■ What you need to do
Quote the listing from the line containing "candle xyxy=(40,29,44,64)" through the line containing "candle-body xyxy=(495,266,499,308)", both ends included, reproducing each line verbatim.

■ Data to process
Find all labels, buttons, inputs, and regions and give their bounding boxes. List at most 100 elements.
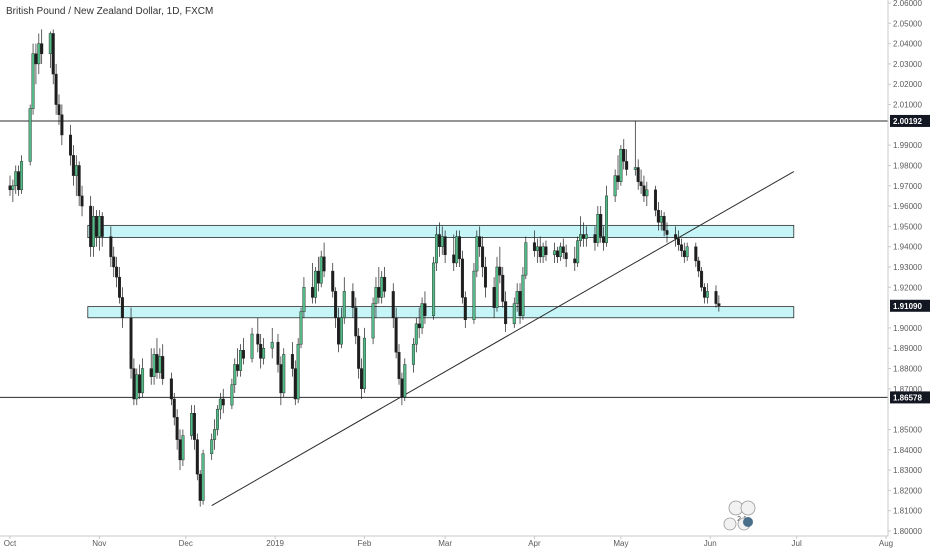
candle xyxy=(40,29,44,64)
candle xyxy=(633,120,637,176)
candle-body xyxy=(109,236,113,258)
candle-body xyxy=(115,266,119,278)
candle xyxy=(158,348,162,379)
candle xyxy=(319,250,323,288)
candle xyxy=(613,169,617,203)
candle-body xyxy=(653,189,657,211)
candle-body xyxy=(31,53,35,109)
candle-body xyxy=(495,266,499,308)
candle-body xyxy=(201,453,205,501)
y-tick-label: 1.81000 xyxy=(893,507,922,516)
candle-body xyxy=(512,303,516,325)
candle-body xyxy=(515,291,519,304)
price-tag-label: 1.86578 xyxy=(893,393,922,402)
candle-body xyxy=(411,343,415,365)
x-tick-label: Feb xyxy=(358,539,372,548)
widget-bottom-left-icon[interactable] xyxy=(723,517,737,531)
candle xyxy=(403,358,407,402)
y-tick-label: 1.84000 xyxy=(893,446,922,455)
trendline-layer xyxy=(211,171,795,507)
candle-body xyxy=(538,246,542,258)
candle xyxy=(270,327,274,359)
candle xyxy=(642,175,646,203)
candle xyxy=(616,155,620,190)
zone-2[interactable] xyxy=(87,306,795,319)
x-tick-label: Oct xyxy=(4,539,17,548)
candle-body xyxy=(483,266,487,288)
candle xyxy=(495,256,499,312)
candle xyxy=(377,267,381,304)
candle xyxy=(11,179,15,203)
candle xyxy=(57,94,61,125)
candle xyxy=(380,271,384,304)
y-tick-label: 1.92000 xyxy=(893,283,922,292)
y-tick-label: 1.85000 xyxy=(893,425,922,434)
candle xyxy=(89,195,93,257)
candle xyxy=(472,262,476,324)
candle xyxy=(584,226,588,247)
candle xyxy=(677,230,681,251)
y-tick-label: 1.93000 xyxy=(893,263,922,272)
candle-body xyxy=(437,234,441,247)
trendline[interactable] xyxy=(211,171,795,507)
candle xyxy=(360,358,364,399)
indicator-widget[interactable]: 2 1 xyxy=(723,500,756,531)
candle-body xyxy=(434,234,438,264)
candle xyxy=(17,165,21,196)
candle-body xyxy=(613,175,617,197)
price-tag-bg xyxy=(890,114,930,127)
candle-body xyxy=(97,216,101,237)
candle-body xyxy=(256,333,260,345)
candle xyxy=(115,256,119,288)
candle-body xyxy=(92,216,96,247)
candle-body xyxy=(518,291,522,316)
candle xyxy=(311,262,315,304)
candle-body xyxy=(362,337,366,390)
candle xyxy=(460,250,464,304)
horizontal-lines-layer xyxy=(0,120,888,398)
candle xyxy=(521,267,525,320)
candle xyxy=(656,202,660,231)
candle xyxy=(97,210,101,251)
candle xyxy=(230,378,234,410)
widget-top-right-icon[interactable] xyxy=(740,500,756,516)
candle-body xyxy=(604,195,608,243)
candle xyxy=(51,29,55,85)
candles-layer xyxy=(8,29,721,507)
widget-bottom-right-icon[interactable] xyxy=(743,517,753,527)
candle xyxy=(518,283,522,324)
candle xyxy=(576,236,580,267)
candle xyxy=(394,307,398,359)
candle xyxy=(239,344,243,377)
candle xyxy=(337,307,341,353)
candle xyxy=(28,104,32,166)
candle-body xyxy=(694,246,698,262)
candle xyxy=(100,212,104,247)
candle-body xyxy=(11,185,15,191)
y-tick-label: 1.87000 xyxy=(893,385,922,394)
candle-body xyxy=(400,378,404,398)
candle-body xyxy=(155,354,159,373)
candle xyxy=(138,364,142,399)
candle-body xyxy=(504,301,508,325)
candle-body xyxy=(37,43,41,65)
candle xyxy=(440,226,444,255)
y-tick-label: 2.04000 xyxy=(893,40,922,49)
candle xyxy=(714,285,718,308)
candle xyxy=(132,358,136,406)
candle-body xyxy=(593,234,597,243)
candle-body xyxy=(642,185,646,197)
candle-body xyxy=(28,108,32,162)
candle xyxy=(149,348,153,385)
candle xyxy=(700,267,704,292)
y-tick-label: 1.99000 xyxy=(893,141,922,150)
zones-layer xyxy=(87,224,795,319)
candle xyxy=(622,139,626,170)
candle-body xyxy=(230,384,234,406)
candle-body xyxy=(141,368,145,394)
candle-body xyxy=(158,356,162,373)
candle xyxy=(201,449,205,505)
candle-body xyxy=(564,252,568,260)
candle xyxy=(342,277,346,324)
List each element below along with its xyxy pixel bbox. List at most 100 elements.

■ Exercise response
candle xyxy=(40,29,44,64)
candle xyxy=(633,120,637,176)
candle-body xyxy=(109,236,113,258)
candle-body xyxy=(115,266,119,278)
candle xyxy=(158,348,162,379)
candle xyxy=(319,250,323,288)
candle xyxy=(613,169,617,203)
candle-body xyxy=(653,189,657,211)
candle-body xyxy=(31,53,35,109)
candle-body xyxy=(495,266,499,308)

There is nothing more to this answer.